- **Exercise**
Return all lines from the listing below in which the string "data" occurs.

Stored records:
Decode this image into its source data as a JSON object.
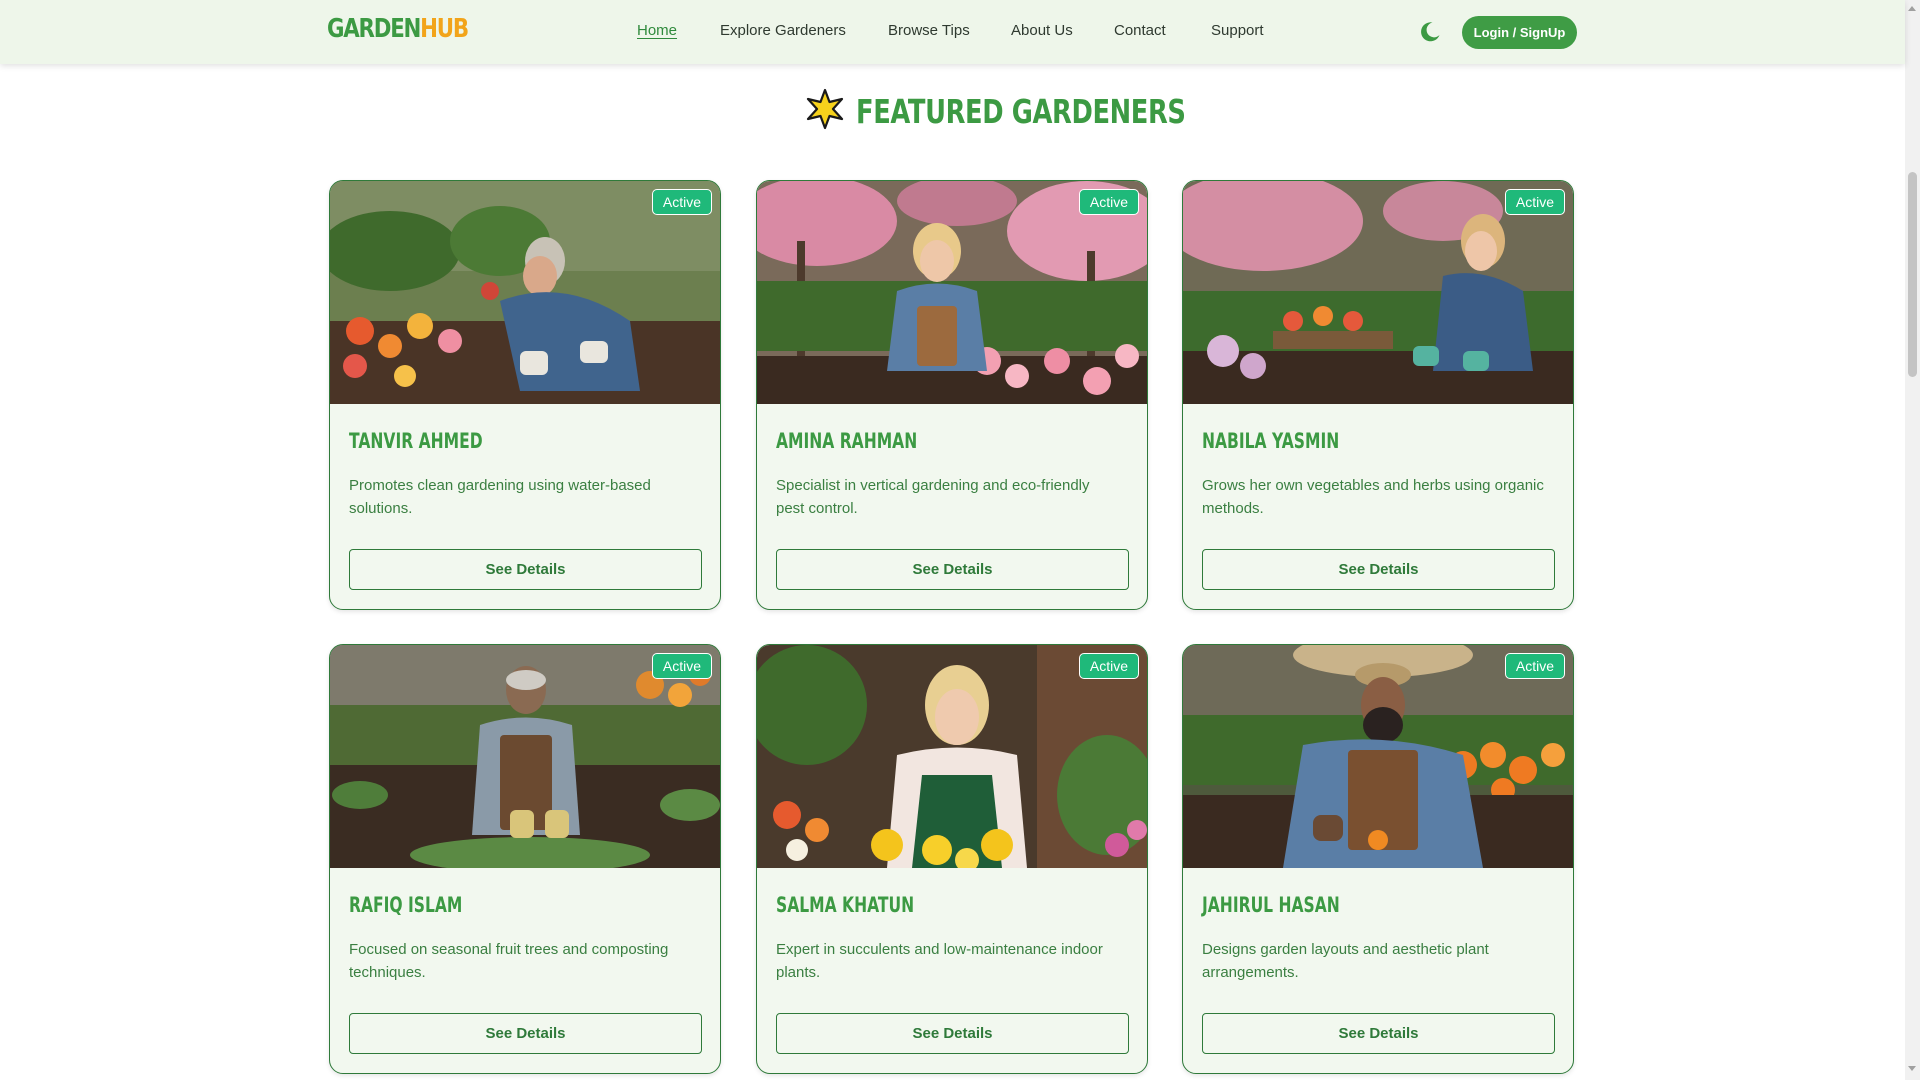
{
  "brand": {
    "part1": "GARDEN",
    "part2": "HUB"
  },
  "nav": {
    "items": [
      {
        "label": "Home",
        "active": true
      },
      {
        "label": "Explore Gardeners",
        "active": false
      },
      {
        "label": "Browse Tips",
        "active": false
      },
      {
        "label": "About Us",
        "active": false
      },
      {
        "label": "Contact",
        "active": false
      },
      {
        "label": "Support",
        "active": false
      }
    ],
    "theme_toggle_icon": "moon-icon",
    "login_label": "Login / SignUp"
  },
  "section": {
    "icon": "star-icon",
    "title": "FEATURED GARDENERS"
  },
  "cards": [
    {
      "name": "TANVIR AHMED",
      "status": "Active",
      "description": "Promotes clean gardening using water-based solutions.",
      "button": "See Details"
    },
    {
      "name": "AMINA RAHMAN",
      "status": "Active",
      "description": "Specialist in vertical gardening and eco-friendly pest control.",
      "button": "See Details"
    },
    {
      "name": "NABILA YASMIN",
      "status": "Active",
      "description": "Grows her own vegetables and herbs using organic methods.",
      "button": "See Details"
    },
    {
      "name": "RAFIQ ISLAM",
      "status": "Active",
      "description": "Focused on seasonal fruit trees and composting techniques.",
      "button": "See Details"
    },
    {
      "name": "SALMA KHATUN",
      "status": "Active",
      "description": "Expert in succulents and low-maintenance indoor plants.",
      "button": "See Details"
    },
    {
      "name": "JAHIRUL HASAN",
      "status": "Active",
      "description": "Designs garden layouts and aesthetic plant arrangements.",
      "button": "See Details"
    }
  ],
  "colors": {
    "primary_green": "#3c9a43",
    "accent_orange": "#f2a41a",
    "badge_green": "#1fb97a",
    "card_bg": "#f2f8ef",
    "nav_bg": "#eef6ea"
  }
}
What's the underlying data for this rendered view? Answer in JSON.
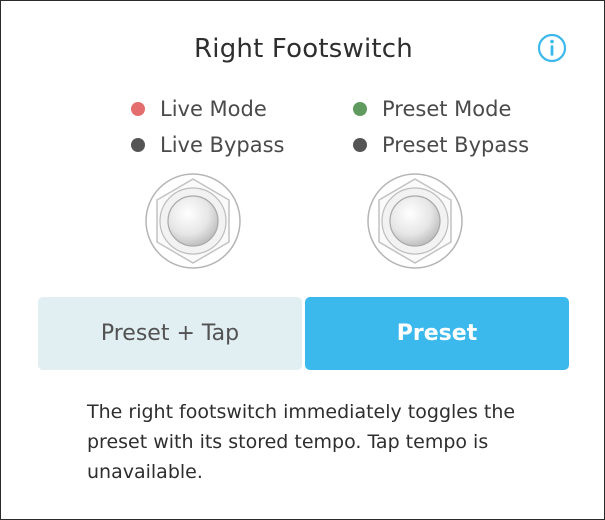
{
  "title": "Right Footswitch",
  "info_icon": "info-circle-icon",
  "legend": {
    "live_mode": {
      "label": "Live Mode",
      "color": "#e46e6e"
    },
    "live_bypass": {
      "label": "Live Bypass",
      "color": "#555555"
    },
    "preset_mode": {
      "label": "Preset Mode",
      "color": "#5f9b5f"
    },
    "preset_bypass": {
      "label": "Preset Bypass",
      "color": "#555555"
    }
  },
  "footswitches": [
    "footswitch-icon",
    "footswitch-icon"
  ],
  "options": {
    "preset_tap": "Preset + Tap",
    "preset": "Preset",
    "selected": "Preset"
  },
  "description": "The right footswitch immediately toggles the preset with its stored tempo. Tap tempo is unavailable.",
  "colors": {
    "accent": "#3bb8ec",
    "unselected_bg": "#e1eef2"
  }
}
---
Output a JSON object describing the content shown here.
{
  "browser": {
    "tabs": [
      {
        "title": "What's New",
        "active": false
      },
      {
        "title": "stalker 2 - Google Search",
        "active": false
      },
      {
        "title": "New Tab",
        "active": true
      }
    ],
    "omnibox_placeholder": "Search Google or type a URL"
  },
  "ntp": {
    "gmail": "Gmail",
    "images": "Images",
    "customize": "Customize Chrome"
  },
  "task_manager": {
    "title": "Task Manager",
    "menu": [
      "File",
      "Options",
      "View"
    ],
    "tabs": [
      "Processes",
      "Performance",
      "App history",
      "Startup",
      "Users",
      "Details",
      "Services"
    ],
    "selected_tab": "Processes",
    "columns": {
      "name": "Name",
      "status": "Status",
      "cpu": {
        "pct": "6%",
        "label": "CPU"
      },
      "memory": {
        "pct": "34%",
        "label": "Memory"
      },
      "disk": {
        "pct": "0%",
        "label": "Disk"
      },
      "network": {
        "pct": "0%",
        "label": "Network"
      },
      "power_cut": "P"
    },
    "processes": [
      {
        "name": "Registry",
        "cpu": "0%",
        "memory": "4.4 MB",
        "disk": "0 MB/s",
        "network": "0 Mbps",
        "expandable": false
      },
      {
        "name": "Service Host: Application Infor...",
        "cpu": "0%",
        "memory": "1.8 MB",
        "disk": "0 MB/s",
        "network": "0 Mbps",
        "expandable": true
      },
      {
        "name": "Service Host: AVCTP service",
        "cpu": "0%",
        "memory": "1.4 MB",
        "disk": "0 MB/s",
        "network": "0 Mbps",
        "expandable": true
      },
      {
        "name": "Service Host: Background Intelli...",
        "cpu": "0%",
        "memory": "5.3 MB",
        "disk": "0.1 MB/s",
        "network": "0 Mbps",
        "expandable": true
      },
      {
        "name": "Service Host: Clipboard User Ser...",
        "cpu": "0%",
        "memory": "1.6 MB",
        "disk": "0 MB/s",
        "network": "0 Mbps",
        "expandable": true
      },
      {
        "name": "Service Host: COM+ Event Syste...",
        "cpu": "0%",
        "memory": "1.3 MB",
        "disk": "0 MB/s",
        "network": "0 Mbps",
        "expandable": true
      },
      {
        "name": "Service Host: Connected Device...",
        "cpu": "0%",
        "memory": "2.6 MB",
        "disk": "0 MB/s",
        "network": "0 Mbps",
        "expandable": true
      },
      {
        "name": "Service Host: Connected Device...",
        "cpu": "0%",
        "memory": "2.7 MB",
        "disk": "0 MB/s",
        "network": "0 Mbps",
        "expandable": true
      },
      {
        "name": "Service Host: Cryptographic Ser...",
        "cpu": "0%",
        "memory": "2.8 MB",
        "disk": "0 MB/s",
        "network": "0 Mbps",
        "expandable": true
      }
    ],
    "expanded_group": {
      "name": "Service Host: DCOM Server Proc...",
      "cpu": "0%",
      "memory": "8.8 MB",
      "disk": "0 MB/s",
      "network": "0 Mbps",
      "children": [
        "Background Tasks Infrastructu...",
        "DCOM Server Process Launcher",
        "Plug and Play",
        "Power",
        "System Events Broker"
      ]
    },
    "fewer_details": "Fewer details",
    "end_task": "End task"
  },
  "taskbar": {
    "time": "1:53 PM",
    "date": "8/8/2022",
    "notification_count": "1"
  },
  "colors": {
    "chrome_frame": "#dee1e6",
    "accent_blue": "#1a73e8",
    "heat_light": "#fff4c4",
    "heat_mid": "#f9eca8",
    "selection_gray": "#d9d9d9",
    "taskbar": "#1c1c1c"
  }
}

- **Exercise response**
Decode this image into its source data as a JSON object.
What's the underlying data for this rendered view? Answer in JSON.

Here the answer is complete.